■ STORED DATA ■
────────────────

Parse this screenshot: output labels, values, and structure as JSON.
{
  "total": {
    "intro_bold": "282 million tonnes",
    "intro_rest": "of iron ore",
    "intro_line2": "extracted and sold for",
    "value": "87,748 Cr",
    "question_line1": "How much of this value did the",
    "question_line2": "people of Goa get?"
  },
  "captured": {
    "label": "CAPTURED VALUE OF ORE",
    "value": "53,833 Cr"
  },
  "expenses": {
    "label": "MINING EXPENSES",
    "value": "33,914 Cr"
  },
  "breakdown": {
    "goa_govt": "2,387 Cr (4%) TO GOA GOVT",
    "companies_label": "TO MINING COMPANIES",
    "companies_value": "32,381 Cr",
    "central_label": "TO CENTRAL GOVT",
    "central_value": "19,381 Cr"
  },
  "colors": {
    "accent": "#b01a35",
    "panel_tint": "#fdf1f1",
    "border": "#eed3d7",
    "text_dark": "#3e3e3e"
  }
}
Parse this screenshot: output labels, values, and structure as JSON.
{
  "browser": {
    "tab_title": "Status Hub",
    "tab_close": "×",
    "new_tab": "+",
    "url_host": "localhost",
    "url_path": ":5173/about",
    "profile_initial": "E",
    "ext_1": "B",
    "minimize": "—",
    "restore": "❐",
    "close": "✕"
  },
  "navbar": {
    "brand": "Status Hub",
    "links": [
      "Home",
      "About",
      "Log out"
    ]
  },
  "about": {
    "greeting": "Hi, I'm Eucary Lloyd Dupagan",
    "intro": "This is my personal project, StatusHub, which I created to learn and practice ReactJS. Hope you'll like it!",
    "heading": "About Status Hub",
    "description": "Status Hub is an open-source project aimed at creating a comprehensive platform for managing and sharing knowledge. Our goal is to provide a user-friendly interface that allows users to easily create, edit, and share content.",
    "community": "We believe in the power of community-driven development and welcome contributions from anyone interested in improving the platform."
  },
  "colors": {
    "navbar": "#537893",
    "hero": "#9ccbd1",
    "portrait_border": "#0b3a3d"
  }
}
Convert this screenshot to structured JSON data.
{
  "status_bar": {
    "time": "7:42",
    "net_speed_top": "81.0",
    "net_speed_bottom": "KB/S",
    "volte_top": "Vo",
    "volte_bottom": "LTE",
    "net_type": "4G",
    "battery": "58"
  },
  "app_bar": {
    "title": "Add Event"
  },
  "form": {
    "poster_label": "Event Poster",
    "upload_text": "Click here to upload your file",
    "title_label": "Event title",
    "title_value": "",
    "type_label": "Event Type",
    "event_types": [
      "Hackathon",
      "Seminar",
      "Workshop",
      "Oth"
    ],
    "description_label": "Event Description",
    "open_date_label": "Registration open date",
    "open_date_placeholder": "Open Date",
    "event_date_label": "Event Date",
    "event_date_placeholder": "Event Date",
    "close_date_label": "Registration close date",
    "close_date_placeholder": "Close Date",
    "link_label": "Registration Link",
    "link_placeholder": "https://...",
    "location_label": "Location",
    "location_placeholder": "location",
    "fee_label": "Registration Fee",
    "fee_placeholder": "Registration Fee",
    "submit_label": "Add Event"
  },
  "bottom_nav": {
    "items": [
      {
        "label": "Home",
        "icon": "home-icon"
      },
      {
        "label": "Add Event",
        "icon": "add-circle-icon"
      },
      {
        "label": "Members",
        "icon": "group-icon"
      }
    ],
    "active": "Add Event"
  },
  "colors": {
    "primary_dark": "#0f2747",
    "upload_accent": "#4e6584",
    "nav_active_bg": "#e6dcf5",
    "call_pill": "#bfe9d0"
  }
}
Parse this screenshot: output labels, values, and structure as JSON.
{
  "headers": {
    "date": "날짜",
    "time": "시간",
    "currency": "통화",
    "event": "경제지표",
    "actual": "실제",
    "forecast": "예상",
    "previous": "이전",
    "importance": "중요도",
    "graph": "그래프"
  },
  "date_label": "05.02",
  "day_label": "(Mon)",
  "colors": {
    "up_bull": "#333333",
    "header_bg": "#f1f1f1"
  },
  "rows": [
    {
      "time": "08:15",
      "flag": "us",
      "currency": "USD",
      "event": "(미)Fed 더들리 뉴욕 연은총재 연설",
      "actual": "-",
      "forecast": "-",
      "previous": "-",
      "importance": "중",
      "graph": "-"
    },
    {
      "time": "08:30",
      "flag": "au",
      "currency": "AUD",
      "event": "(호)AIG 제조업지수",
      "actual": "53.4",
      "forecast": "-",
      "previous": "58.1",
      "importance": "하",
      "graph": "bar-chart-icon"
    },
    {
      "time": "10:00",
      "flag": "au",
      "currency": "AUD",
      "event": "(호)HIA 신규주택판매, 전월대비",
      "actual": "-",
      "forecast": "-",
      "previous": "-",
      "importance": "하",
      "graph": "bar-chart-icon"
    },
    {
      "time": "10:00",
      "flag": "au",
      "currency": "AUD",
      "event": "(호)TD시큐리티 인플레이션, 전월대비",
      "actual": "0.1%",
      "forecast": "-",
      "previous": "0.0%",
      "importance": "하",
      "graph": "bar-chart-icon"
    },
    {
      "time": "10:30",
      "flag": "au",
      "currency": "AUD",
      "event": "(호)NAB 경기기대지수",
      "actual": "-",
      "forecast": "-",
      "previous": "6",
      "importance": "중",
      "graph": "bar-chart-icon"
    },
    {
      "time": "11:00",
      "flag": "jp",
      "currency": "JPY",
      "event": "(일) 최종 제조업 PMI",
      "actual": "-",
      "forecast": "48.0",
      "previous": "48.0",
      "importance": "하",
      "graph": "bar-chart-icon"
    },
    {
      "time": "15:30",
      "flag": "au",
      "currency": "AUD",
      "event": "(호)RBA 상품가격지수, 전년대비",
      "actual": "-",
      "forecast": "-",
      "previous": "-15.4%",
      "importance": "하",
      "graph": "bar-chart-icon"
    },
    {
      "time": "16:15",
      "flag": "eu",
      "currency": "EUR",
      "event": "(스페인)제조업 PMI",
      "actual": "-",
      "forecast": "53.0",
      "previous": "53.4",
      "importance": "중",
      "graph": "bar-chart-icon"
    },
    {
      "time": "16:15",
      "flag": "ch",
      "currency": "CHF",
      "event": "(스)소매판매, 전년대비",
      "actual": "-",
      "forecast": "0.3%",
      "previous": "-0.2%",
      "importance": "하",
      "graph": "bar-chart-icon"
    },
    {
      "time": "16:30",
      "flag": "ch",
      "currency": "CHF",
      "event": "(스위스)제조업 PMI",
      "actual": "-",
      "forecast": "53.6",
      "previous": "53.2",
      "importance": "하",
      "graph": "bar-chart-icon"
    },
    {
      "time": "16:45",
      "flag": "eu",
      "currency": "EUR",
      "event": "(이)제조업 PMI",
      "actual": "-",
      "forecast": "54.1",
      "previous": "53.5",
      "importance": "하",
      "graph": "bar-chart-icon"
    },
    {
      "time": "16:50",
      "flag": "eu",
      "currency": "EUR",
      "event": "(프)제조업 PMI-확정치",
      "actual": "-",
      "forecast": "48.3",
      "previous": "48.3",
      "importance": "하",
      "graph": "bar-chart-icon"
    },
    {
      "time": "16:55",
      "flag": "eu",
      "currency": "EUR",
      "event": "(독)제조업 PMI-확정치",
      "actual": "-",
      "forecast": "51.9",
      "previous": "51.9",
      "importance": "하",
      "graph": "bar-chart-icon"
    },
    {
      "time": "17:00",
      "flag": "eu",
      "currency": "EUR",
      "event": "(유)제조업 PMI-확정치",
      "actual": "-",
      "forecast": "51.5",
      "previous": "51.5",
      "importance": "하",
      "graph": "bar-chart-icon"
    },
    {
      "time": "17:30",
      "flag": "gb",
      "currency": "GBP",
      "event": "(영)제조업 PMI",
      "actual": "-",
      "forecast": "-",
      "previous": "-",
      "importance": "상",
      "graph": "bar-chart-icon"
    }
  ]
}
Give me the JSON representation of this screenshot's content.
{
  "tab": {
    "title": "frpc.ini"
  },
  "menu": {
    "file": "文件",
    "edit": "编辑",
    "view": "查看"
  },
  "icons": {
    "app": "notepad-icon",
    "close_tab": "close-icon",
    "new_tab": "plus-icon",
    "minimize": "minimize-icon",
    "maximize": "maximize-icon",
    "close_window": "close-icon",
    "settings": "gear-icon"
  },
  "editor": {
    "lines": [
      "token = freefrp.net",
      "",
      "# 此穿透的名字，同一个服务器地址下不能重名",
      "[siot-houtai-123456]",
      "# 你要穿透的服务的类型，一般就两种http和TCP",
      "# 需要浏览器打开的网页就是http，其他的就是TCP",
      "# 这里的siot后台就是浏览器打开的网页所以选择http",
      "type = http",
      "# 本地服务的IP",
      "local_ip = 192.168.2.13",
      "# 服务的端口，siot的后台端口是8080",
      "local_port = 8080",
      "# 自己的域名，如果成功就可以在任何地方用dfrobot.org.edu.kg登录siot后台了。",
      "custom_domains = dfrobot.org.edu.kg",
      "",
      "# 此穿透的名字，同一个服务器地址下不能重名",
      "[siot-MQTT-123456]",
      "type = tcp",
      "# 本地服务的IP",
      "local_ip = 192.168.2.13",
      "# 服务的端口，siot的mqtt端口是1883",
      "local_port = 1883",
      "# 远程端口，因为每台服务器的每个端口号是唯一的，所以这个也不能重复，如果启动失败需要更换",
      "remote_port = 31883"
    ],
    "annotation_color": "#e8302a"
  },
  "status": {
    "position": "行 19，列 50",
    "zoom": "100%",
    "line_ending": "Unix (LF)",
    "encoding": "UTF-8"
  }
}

────────────────

■ PROBLEM DESCRIPTION ■
Using the listing above, show every line that includes the string "platform".

■ SOLUTION TO THIS TASK ■
    "description": "Status Hub is an open-source project aimed at creating a comprehensive platform for managing and sharing knowledge. Our goal is to provide a user-friendly interface that allows users to easily create, edit, and share content.",
    "community": "We believe in the power of community-driven development and welcome contributions from anyone interested in improving the platform."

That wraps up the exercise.